WHAT IS EXPECTED: Give back the whole listing exactly as shown.

DATA SUPPLIED:
--- START ---
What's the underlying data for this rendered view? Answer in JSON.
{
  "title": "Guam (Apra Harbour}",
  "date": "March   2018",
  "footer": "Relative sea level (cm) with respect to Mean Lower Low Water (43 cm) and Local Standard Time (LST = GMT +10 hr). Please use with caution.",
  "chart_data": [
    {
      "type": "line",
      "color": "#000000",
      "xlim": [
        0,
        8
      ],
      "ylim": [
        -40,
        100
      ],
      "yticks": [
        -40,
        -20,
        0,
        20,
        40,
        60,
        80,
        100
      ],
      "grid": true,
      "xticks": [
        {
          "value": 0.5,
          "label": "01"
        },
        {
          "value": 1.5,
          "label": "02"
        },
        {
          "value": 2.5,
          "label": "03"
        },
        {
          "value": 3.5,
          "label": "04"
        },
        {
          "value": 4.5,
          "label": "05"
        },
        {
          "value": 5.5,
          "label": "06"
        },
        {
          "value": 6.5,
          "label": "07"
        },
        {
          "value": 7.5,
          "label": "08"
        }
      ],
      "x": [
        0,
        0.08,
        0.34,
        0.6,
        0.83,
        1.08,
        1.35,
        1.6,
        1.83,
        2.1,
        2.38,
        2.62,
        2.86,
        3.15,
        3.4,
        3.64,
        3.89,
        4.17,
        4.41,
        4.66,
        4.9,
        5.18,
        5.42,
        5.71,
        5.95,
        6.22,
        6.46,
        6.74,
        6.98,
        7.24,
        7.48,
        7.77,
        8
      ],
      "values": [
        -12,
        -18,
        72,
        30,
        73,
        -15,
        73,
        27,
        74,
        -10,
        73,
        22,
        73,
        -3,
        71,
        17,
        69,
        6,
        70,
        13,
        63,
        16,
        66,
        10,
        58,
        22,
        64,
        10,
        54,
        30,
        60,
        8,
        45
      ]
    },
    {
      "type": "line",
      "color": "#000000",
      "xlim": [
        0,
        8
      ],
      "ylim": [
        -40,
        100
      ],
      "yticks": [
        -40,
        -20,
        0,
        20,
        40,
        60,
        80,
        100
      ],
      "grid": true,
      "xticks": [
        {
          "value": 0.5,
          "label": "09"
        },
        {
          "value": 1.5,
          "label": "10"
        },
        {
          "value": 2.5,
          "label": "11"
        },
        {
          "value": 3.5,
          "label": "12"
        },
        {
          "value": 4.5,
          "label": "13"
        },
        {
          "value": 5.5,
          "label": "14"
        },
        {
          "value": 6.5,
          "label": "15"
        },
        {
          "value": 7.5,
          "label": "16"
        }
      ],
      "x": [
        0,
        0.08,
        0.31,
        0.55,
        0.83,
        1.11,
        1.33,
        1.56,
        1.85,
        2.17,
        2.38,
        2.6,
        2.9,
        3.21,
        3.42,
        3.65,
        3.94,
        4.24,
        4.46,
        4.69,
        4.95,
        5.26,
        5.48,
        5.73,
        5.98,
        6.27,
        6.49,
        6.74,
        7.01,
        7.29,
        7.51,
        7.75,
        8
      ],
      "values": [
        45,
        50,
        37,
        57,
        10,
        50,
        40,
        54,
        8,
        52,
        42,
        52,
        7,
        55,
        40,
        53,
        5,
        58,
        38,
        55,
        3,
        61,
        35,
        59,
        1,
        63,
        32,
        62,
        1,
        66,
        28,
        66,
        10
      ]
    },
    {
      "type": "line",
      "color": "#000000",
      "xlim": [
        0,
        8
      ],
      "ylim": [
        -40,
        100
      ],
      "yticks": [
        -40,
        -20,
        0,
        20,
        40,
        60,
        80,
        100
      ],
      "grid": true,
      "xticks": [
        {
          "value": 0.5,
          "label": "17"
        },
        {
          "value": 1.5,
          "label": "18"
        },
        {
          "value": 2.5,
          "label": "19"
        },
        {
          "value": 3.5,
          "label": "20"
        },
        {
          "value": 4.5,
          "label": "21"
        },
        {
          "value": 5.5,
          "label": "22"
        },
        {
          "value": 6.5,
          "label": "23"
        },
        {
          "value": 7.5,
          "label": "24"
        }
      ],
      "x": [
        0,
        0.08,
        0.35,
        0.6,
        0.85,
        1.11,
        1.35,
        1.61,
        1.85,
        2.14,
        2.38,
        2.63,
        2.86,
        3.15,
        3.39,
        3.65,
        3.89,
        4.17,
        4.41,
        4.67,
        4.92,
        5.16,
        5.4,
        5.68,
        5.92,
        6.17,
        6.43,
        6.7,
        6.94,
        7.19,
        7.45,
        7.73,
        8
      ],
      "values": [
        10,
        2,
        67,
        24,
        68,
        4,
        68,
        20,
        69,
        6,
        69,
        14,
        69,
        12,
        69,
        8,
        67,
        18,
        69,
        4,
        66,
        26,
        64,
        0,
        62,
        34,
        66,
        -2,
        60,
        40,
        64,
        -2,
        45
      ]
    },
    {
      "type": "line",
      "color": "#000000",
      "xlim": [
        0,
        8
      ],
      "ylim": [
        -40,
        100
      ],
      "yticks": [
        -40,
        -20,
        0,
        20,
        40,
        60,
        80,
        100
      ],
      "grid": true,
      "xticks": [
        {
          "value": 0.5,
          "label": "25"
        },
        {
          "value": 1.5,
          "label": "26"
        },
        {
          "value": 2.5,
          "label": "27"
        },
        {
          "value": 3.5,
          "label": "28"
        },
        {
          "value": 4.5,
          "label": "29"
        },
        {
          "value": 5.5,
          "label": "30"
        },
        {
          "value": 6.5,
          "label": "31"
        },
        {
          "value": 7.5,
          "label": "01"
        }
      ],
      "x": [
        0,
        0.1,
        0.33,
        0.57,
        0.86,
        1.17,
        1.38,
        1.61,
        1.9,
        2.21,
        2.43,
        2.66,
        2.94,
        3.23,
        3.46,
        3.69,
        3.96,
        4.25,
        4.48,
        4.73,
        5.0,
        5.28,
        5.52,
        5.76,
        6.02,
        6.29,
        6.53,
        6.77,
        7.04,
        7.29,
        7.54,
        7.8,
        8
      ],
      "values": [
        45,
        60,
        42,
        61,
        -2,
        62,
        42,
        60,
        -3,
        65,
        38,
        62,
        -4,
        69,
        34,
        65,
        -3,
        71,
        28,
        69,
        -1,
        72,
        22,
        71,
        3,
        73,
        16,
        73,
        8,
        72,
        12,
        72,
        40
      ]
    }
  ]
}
--- END ---
ANSWER IN FULL:
What's the underlying data for this rendered view? Answer in JSON.
{
  "title": "Guam (Apra Harbour}",
  "date": "March   2018",
  "footer": "Relative sea level (cm) with respect to Mean Lower Low Water (43 cm) and Local Standard Time (LST = GMT +10 hr). Please use with caution.",
  "chart_data": [
    {
      "type": "line",
      "color": "#000000",
      "xlim": [
        0,
        8
      ],
      "ylim": [
        -40,
        100
      ],
      "yticks": [
        -40,
        -20,
        0,
        20,
        40,
        60,
        80,
        100
      ],
      "grid": true,
      "xticks": [
        {
          "value": 0.5,
          "label": "01"
        },
        {
          "value": 1.5,
          "label": "02"
        },
        {
          "value": 2.5,
          "label": "03"
        },
        {
          "value": 3.5,
          "label": "04"
        },
        {
          "value": 4.5,
          "label": "05"
        },
        {
          "value": 5.5,
          "label": "06"
        },
        {
          "value": 6.5,
          "label": "07"
        },
        {
          "value": 7.5,
          "label": "08"
        }
      ],
      "x": [
        0,
        0.08,
        0.34,
        0.6,
        0.83,
        1.08,
        1.35,
        1.6,
        1.83,
        2.1,
        2.38,
        2.62,
        2.86,
        3.15,
        3.4,
        3.64,
        3.89,
        4.17,
        4.41,
        4.66,
        4.9,
        5.18,
        5.42,
        5.71,
        5.95,
        6.22,
        6.46,
        6.74,
        6.98,
        7.24,
        7.48,
        7.77,
        8
      ],
      "values": [
        -12,
        -18,
        72,
        30,
        73,
        -15,
        73,
        27,
        74,
        -10,
        73,
        22,
        73,
        -3,
        71,
        17,
        69,
        6,
        70,
        13,
        63,
        16,
        66,
        10,
        58,
        22,
        64,
        10,
        54,
        30,
        60,
        8,
        45
      ]
    },
    {
      "type": "line",
      "color": "#000000",
      "xlim": [
        0,
        8
      ],
      "ylim": [
        -40,
        100
      ],
      "yticks": [
        -40,
        -20,
        0,
        20,
        40,
        60,
        80,
        100
      ],
      "grid": true,
      "xticks": [
        {
          "value": 0.5,
          "label": "09"
        },
        {
          "value": 1.5,
          "label": "10"
        },
        {
          "value": 2.5,
          "label": "11"
        },
        {
          "value": 3.5,
          "label": "12"
        },
        {
          "value": 4.5,
          "label": "13"
        },
        {
          "value": 5.5,
          "label": "14"
        },
        {
          "value": 6.5,
          "label": "15"
        },
        {
          "value": 7.5,
          "label": "16"
        }
      ],
      "x": [
        0,
        0.08,
        0.31,
        0.55,
        0.83,
        1.11,
        1.33,
        1.56,
        1.85,
        2.17,
        2.38,
        2.6,
        2.9,
        3.21,
        3.42,
        3.65,
        3.94,
        4.24,
        4.46,
        4.69,
        4.95,
        5.26,
        5.48,
        5.73,
        5.98,
        6.27,
        6.49,
        6.74,
        7.01,
        7.29,
        7.51,
        7.75,
        8
      ],
      "values": [
        45,
        50,
        37,
        57,
        10,
        50,
        40,
        54,
        8,
        52,
        42,
        52,
        7,
        55,
        40,
        53,
        5,
        58,
        38,
        55,
        3,
        61,
        35,
        59,
        1,
        63,
        32,
        62,
        1,
        66,
        28,
        66,
        10
      ]
    },
    {
      "type": "line",
      "color": "#000000",
      "xlim": [
        0,
        8
      ],
      "ylim": [
        -40,
        100
      ],
      "yticks": [
        -40,
        -20,
        0,
        20,
        40,
        60,
        80,
        100
      ],
      "grid": true,
      "xticks": [
        {
          "value": 0.5,
          "label": "17"
        },
        {
          "value": 1.5,
          "label": "18"
        },
        {
          "value": 2.5,
          "label": "19"
        },
        {
          "value": 3.5,
          "label": "20"
        },
        {
          "value": 4.5,
          "label": "21"
        },
        {
          "value": 5.5,
          "label": "22"
        },
        {
          "value": 6.5,
          "label": "23"
        },
        {
          "value": 7.5,
          "label": "24"
        }
      ],
      "x": [
        0,
        0.08,
        0.35,
        0.6,
        0.85,
        1.11,
        1.35,
        1.61,
        1.85,
        2.14,
        2.38,
        2.63,
        2.86,
        3.15,
        3.39,
        3.65,
        3.89,
        4.17,
        4.41,
        4.67,
        4.92,
        5.16,
        5.4,
        5.68,
        5.92,
        6.17,
        6.43,
        6.7,
        6.94,
        7.19,
        7.45,
        7.73,
        8
      ],
      "values": [
        10,
        2,
        67,
        24,
        68,
        4,
        68,
        20,
        69,
        6,
        69,
        14,
        69,
        12,
        69,
        8,
        67,
        18,
        69,
        4,
        66,
        26,
        64,
        0,
        62,
        34,
        66,
        -2,
        60,
        40,
        64,
        -2,
        45
      ]
    },
    {
      "type": "line",
      "color": "#000000",
      "xlim": [
        0,
        8
      ],
      "ylim": [
        -40,
        100
      ],
      "yticks": [
        -40,
        -20,
        0,
        20,
        40,
        60,
        80,
        100
      ],
      "grid": true,
      "xticks": [
        {
          "value": 0.5,
          "label": "25"
        },
        {
          "value": 1.5,
          "label": "26"
        },
        {
          "value": 2.5,
          "label": "27"
        },
        {
          "value": 3.5,
          "label": "28"
        },
        {
          "value": 4.5,
          "label": "29"
        },
        {
          "value": 5.5,
          "label": "30"
        },
        {
          "value": 6.5,
          "label": "31"
        },
        {
          "value": 7.5,
          "label": "01"
        }
      ],
      "x": [
        0,
        0.1,
        0.33,
        0.57,
        0.86,
        1.17,
        1.38,
        1.61,
        1.9,
        2.21,
        2.43,
        2.66,
        2.94,
        3.23,
        3.46,
        3.69,
        3.96,
        4.25,
        4.48,
        4.73,
        5.0,
        5.28,
        5.52,
        5.76,
        6.02,
        6.29,
        6.53,
        6.77,
        7.04,
        7.29,
        7.54,
        7.8,
        8
      ],
      "values": [
        45,
        60,
        42,
        61,
        -2,
        62,
        42,
        60,
        -3,
        65,
        38,
        62,
        -4,
        69,
        34,
        65,
        -3,
        71,
        28,
        69,
        -1,
        72,
        22,
        71,
        3,
        73,
        16,
        73,
        8,
        72,
        12,
        72,
        40
      ]
    }
  ]
}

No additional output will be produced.